■ What is needed ■
Rewrite the data that follows, changing every "legend-label" to "legend-entry" and leaving everything else unchanged.

Element box data:
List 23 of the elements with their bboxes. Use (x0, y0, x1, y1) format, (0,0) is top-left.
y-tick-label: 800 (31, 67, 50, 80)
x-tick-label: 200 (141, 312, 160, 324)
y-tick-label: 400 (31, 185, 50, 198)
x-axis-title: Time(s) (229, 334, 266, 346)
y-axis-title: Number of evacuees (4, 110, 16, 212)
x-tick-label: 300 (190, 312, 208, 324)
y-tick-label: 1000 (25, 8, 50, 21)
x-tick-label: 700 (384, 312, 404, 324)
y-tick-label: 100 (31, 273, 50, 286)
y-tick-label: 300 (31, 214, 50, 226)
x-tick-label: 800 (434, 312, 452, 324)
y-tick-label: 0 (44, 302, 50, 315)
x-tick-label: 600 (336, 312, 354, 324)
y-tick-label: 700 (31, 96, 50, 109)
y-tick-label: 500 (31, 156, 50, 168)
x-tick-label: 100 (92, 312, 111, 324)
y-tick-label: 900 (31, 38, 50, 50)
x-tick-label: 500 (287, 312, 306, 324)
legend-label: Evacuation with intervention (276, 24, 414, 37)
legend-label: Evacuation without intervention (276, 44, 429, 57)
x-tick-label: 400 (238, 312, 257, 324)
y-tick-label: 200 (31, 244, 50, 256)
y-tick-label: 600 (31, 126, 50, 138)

■ Exercise response ■
List 23 of the elements with their bboxes. Use (x0, y0, x1, y1) format, (0,0) is top-left.
y-tick-label: 800 (31, 67, 50, 80)
x-tick-label: 200 (141, 312, 160, 324)
y-tick-label: 400 (31, 185, 50, 198)
x-axis-title: Time(s) (229, 334, 266, 346)
y-axis-title: Number of evacuees (4, 110, 16, 212)
x-tick-label: 300 (190, 312, 208, 324)
y-tick-label: 1000 (25, 8, 50, 21)
x-tick-label: 700 (384, 312, 404, 324)
y-tick-label: 100 (31, 273, 50, 286)
y-tick-label: 300 (31, 214, 50, 226)
x-tick-label: 800 (434, 312, 452, 324)
y-tick-label: 0 (44, 302, 50, 315)
x-tick-label: 600 (336, 312, 354, 324)
y-tick-label: 700 (31, 96, 50, 109)
y-tick-label: 500 (31, 156, 50, 168)
x-tick-label: 100 (92, 312, 111, 324)
y-tick-label: 900 (31, 38, 50, 50)
x-tick-label: 500 (287, 312, 306, 324)
legend-entry: Evacuation with intervention (276, 24, 414, 37)
legend-entry: Evacuation without intervention (276, 44, 429, 57)
x-tick-label: 400 (238, 312, 257, 324)
y-tick-label: 200 (31, 244, 50, 256)
y-tick-label: 600 (31, 126, 50, 138)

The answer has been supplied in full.